[Dataset items]
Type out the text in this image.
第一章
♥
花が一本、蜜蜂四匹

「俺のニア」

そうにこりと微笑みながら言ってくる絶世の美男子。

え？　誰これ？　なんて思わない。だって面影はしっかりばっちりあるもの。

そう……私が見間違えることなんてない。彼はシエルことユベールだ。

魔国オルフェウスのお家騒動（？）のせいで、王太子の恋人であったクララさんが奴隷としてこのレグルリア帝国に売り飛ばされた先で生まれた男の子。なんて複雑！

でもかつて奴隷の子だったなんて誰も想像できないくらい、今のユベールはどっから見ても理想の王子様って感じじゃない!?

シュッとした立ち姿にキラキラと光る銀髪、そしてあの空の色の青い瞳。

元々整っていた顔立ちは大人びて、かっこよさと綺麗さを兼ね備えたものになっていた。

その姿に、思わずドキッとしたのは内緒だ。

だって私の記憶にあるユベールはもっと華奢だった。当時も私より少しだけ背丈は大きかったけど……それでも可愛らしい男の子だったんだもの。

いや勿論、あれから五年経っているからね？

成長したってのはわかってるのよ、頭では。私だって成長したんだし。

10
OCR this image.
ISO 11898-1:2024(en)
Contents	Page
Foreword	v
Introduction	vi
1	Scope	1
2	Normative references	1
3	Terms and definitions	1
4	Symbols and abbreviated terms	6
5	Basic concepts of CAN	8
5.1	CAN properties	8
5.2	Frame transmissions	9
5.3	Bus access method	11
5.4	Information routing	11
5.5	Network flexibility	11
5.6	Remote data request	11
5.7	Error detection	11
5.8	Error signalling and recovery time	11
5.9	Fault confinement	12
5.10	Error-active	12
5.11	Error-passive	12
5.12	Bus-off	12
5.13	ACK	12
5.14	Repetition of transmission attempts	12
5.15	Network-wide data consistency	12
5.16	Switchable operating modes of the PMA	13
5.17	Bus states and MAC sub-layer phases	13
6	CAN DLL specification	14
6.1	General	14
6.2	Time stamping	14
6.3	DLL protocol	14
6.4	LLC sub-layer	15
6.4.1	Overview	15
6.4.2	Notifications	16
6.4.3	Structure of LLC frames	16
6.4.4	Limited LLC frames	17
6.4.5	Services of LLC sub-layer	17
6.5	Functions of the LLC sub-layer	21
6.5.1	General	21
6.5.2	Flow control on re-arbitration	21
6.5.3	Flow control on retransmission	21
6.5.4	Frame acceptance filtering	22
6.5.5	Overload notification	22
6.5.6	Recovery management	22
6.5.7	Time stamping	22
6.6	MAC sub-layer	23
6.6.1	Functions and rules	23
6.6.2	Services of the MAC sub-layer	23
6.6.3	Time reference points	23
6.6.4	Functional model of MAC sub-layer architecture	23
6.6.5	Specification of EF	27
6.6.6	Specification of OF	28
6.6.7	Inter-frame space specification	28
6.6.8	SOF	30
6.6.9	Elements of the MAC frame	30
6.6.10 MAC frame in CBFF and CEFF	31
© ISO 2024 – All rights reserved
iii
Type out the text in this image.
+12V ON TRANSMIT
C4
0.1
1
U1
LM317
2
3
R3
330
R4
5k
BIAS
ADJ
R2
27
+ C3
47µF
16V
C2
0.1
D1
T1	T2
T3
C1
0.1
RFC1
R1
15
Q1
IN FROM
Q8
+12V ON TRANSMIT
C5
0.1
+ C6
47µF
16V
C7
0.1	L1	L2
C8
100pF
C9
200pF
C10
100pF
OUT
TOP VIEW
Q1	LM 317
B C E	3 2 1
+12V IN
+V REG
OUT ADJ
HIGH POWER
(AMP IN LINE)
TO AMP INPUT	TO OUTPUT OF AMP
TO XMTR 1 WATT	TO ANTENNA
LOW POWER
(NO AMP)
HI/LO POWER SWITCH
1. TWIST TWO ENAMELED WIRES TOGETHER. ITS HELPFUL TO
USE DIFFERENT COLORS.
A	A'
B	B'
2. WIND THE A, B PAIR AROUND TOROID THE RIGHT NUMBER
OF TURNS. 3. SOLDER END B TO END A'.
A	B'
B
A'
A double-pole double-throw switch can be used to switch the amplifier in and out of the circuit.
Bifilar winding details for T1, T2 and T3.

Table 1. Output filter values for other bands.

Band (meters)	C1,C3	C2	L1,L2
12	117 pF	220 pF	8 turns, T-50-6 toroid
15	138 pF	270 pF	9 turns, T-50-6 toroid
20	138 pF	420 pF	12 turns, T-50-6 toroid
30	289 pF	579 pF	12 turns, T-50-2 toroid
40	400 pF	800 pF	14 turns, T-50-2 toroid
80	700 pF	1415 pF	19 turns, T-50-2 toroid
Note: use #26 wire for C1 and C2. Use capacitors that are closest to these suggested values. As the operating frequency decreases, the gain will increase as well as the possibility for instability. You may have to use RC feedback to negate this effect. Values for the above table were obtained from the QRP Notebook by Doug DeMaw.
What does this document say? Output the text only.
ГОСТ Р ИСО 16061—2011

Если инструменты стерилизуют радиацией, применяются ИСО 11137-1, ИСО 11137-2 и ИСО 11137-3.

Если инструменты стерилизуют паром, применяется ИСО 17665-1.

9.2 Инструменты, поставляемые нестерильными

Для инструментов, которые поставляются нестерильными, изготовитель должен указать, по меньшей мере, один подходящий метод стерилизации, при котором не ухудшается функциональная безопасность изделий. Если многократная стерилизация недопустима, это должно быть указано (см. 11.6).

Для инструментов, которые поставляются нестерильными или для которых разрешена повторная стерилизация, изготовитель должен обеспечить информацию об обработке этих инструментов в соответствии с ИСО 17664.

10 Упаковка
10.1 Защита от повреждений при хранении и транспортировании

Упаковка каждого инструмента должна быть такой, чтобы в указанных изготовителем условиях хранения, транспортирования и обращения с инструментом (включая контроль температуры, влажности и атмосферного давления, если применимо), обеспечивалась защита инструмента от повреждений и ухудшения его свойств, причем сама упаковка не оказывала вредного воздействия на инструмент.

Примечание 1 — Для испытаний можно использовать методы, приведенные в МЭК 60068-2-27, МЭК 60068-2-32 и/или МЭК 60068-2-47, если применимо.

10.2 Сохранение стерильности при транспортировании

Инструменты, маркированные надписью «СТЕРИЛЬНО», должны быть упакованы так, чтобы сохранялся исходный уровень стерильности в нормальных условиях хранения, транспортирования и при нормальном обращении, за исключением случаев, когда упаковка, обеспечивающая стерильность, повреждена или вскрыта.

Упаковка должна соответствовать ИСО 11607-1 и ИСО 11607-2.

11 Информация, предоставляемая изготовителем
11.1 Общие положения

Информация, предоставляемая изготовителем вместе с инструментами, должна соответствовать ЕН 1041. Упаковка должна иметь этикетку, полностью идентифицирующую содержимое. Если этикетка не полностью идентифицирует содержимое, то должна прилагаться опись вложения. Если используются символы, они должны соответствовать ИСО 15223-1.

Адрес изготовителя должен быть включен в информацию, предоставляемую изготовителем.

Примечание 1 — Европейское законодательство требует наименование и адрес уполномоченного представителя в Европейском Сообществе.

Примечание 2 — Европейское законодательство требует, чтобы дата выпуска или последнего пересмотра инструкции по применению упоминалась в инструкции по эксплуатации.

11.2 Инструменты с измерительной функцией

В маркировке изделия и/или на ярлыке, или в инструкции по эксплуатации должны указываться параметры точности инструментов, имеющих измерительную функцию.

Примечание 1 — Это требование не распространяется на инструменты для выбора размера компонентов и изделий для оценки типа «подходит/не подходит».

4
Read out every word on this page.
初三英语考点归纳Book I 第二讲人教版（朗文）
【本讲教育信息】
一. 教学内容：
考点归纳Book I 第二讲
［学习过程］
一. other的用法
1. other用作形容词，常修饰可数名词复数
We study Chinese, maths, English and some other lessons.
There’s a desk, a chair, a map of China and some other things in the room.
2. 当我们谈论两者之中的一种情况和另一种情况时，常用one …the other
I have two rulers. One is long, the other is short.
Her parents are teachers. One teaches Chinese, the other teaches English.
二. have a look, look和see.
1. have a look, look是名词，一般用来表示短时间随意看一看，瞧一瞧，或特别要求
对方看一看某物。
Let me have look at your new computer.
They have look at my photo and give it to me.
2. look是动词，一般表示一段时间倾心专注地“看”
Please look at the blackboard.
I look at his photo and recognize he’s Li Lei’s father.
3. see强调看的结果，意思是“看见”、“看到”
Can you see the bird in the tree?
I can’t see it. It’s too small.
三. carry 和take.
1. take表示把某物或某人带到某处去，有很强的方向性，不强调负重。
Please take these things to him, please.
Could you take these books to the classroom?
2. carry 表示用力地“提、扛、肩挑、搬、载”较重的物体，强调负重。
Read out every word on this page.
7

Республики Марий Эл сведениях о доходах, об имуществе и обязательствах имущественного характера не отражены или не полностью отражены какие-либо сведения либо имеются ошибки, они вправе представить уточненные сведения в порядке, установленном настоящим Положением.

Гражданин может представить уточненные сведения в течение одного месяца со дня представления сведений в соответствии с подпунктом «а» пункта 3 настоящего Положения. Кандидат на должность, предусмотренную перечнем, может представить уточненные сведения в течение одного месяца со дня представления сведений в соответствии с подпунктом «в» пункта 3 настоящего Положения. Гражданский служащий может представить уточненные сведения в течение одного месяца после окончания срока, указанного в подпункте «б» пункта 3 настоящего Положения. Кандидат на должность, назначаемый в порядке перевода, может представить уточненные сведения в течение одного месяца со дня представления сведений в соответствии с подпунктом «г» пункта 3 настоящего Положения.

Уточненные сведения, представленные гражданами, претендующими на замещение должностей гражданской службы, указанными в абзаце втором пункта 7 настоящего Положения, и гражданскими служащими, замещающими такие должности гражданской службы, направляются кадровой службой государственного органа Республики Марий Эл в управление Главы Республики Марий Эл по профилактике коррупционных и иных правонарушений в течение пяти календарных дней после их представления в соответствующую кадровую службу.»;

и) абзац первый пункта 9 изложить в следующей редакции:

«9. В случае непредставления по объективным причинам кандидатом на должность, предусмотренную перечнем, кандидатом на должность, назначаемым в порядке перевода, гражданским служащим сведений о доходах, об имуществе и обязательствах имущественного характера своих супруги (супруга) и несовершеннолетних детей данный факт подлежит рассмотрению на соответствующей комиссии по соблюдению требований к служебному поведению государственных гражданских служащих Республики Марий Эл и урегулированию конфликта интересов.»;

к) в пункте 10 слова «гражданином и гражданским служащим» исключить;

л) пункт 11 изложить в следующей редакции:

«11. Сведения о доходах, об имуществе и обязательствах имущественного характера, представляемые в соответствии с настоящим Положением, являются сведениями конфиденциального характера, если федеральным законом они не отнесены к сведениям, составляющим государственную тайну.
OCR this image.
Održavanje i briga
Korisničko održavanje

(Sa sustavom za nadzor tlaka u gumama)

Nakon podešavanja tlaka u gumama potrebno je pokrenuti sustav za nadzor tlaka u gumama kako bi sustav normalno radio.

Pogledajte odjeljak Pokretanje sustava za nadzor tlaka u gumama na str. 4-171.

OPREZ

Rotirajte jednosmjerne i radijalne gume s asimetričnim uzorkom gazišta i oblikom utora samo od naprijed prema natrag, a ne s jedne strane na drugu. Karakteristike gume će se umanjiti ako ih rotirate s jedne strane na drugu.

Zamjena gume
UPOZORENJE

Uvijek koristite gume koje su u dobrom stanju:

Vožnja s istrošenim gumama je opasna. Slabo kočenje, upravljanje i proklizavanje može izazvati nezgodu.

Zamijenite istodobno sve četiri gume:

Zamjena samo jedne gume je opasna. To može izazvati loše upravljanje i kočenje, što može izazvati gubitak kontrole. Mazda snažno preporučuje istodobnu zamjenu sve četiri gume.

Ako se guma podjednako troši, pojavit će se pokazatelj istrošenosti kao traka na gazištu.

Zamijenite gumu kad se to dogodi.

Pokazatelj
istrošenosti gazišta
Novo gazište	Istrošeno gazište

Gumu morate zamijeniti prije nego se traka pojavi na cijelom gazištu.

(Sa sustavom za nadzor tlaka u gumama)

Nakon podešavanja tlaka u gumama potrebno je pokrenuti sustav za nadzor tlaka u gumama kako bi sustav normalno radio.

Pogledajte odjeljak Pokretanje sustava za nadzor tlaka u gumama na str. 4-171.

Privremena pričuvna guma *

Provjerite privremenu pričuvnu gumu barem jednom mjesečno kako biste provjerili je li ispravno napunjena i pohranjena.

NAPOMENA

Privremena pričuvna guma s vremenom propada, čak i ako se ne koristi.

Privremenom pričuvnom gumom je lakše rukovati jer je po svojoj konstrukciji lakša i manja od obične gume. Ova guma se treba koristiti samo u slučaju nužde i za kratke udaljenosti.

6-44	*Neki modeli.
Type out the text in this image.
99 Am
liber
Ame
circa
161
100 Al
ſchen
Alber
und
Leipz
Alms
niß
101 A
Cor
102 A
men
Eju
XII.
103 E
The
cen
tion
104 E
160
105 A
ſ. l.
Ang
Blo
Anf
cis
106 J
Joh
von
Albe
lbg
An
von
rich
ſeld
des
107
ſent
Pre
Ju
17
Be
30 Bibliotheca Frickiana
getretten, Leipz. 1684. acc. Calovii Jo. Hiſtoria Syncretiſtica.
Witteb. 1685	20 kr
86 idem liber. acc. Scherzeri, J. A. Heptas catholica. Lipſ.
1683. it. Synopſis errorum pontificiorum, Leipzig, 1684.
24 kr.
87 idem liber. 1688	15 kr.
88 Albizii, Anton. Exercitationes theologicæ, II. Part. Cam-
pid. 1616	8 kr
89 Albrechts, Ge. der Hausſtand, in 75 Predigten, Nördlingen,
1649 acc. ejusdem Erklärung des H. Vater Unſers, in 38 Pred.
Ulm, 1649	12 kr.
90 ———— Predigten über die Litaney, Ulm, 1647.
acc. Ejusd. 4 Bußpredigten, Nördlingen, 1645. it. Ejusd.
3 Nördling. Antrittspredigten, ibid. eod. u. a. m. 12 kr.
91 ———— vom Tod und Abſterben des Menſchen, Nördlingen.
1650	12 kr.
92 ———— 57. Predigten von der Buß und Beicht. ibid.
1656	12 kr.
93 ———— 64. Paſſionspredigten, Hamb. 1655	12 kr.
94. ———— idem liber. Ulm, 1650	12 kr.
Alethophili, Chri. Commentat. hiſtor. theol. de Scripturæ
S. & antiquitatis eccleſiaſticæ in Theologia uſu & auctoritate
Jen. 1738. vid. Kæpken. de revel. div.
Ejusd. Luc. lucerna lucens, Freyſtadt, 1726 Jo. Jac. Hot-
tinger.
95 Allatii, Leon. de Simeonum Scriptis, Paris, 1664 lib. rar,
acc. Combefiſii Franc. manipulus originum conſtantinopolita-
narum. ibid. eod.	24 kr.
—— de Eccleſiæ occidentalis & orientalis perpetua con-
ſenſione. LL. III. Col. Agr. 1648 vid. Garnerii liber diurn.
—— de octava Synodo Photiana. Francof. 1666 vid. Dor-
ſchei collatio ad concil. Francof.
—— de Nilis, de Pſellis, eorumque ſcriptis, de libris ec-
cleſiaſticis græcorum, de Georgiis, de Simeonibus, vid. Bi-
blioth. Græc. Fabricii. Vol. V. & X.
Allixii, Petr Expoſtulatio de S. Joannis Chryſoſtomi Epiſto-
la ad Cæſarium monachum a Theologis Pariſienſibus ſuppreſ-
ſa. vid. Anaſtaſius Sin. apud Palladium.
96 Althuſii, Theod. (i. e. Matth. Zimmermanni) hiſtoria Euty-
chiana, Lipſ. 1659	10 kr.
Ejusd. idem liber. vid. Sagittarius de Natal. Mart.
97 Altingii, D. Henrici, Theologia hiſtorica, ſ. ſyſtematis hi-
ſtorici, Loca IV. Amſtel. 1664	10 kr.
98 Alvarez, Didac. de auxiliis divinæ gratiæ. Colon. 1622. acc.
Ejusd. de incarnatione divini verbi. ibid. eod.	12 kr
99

- [EXERCISE REQUIREMENTS]
Extract lines where the string "traka" occurs.

- [CORRECT OUTPUT]
Ako se guma podjednako troši, pojavit će se pokazatelj istrošenosti kao traka na gazištu.
Gumu morate zamijeniti prije nego se traka pojavi na cijelom gazištu.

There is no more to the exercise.